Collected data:
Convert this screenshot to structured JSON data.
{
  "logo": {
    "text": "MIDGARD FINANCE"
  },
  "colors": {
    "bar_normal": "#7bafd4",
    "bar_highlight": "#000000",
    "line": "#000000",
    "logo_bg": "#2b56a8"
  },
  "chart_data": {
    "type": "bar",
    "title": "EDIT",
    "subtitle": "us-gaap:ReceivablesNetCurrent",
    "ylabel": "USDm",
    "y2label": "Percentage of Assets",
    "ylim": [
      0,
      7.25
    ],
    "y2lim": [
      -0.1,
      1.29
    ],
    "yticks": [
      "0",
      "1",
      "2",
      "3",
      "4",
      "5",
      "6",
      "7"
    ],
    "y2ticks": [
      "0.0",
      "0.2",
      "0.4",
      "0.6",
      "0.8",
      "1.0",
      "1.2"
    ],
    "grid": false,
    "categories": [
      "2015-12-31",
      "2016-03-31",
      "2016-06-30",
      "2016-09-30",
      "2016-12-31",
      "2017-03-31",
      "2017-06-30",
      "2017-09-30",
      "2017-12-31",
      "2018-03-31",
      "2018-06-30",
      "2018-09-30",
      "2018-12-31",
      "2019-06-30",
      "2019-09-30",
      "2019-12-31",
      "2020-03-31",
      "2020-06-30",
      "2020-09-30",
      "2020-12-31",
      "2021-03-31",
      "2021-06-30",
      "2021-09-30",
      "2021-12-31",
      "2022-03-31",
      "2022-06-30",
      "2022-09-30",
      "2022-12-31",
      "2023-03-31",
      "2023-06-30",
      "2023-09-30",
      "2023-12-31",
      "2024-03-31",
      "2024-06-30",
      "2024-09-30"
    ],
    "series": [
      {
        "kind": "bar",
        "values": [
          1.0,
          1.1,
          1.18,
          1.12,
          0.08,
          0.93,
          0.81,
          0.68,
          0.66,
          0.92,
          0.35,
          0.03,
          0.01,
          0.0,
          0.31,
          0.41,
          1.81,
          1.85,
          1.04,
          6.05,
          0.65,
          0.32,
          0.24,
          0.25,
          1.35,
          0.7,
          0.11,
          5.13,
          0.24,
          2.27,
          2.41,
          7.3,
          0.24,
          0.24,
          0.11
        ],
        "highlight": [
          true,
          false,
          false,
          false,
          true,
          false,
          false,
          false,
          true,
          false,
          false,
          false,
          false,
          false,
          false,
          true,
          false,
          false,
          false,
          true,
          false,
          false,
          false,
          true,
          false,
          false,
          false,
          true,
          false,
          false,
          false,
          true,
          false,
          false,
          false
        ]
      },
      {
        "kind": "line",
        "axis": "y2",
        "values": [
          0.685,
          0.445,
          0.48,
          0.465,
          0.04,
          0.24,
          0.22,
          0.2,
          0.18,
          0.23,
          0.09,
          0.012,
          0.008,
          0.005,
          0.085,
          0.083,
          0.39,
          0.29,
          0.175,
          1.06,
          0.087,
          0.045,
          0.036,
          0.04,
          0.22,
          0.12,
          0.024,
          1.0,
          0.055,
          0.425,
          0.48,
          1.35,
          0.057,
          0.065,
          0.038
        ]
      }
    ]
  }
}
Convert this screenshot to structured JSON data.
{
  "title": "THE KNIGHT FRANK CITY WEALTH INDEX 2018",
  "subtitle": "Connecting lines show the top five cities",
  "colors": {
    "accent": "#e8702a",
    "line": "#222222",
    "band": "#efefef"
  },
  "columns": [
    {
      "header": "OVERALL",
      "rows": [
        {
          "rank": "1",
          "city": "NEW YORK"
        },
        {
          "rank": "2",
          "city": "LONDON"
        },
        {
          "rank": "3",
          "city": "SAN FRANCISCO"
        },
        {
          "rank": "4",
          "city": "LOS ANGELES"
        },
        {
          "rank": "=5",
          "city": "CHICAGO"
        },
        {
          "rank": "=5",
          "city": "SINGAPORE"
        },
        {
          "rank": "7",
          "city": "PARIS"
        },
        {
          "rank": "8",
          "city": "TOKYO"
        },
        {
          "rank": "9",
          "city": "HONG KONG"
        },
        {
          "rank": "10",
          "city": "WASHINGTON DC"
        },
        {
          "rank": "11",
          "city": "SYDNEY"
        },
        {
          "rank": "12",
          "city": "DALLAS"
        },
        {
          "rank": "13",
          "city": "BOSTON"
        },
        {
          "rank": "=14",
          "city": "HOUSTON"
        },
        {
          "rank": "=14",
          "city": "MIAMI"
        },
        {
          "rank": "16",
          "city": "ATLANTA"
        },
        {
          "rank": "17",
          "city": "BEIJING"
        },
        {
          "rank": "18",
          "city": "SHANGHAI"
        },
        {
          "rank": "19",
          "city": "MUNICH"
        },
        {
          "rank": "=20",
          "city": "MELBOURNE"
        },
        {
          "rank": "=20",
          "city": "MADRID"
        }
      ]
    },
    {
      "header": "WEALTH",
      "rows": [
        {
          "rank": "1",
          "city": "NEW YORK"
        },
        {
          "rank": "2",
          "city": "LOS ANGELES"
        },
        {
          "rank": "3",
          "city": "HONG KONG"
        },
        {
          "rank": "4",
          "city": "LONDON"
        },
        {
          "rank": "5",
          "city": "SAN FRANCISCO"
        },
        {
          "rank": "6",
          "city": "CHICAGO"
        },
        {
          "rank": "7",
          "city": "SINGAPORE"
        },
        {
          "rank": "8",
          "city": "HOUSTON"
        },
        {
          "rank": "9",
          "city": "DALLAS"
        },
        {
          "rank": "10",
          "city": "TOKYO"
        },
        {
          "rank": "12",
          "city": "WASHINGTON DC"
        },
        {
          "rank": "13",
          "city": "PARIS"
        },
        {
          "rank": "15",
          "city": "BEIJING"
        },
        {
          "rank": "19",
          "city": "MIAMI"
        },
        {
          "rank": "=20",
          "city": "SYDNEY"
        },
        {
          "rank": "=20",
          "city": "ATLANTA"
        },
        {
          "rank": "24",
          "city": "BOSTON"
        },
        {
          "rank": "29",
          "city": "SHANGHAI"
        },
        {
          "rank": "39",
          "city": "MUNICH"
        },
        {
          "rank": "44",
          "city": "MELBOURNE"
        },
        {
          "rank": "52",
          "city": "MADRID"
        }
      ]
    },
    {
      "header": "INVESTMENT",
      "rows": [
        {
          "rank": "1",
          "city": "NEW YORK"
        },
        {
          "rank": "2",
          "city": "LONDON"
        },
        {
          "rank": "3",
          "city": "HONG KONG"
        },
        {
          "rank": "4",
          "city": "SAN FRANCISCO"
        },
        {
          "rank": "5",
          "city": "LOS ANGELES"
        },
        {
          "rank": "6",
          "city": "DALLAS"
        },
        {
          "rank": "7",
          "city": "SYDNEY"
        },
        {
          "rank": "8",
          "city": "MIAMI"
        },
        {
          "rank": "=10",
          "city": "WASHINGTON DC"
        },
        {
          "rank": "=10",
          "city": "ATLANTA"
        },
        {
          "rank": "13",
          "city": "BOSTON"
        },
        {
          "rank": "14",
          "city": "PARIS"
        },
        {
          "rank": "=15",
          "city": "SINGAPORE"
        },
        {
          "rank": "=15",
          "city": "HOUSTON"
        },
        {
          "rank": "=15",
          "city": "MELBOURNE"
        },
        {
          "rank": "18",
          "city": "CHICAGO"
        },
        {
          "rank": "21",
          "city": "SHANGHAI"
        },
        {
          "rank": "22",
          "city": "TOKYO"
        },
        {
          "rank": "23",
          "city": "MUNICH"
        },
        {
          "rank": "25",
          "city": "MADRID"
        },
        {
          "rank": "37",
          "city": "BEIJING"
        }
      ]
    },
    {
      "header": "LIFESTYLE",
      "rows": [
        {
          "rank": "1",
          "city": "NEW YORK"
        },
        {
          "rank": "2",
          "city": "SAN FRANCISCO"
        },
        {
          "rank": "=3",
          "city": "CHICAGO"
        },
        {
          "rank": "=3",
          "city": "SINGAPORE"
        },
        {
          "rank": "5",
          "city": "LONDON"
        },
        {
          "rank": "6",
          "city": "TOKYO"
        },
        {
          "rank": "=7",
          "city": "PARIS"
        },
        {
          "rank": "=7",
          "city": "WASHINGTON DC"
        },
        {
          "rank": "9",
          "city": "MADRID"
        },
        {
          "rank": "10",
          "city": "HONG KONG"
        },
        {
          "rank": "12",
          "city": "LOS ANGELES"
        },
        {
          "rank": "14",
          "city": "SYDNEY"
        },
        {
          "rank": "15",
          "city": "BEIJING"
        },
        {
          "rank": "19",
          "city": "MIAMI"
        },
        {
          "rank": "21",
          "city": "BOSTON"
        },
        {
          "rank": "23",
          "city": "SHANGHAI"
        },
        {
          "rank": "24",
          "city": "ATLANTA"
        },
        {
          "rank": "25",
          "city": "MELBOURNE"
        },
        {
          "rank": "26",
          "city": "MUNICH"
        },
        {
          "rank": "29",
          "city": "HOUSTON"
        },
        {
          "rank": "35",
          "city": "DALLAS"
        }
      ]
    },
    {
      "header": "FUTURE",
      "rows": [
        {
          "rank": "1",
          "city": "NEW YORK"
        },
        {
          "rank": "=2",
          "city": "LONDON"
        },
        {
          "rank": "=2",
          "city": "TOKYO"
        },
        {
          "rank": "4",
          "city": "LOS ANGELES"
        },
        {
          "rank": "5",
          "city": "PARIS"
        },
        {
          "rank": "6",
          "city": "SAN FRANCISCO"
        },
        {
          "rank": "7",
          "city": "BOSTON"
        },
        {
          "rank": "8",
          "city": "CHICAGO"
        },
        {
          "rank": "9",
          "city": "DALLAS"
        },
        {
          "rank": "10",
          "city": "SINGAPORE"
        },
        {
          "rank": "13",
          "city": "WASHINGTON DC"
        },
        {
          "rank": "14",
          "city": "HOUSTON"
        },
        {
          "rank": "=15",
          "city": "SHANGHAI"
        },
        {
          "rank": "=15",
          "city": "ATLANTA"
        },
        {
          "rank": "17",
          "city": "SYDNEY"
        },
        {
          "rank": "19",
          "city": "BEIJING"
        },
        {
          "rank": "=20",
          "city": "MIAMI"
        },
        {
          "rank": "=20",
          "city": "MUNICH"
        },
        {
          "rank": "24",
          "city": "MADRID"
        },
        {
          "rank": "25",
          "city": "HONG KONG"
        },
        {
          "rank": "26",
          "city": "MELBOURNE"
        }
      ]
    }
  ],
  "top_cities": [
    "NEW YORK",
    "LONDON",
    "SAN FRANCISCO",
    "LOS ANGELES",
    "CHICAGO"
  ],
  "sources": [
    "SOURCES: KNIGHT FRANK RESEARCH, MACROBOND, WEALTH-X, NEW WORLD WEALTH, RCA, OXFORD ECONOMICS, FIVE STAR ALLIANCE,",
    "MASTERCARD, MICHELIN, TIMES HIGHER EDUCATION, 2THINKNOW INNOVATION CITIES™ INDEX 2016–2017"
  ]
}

WHAT NEEDS TO BE DONE: Check each line of the records for the word "FRANK", and show the lines that contain it.

FINISHED TASK:
  "title": "THE KNIGHT FRANK CITY WEALTH INDEX 2018",
    "SOURCES: KNIGHT FRANK RESEARCH, MACROBOND, WEALTH-X, NEW WORLD WEALTH, RCA, OXFORD ECONOMICS, FIVE STAR ALLIANCE,",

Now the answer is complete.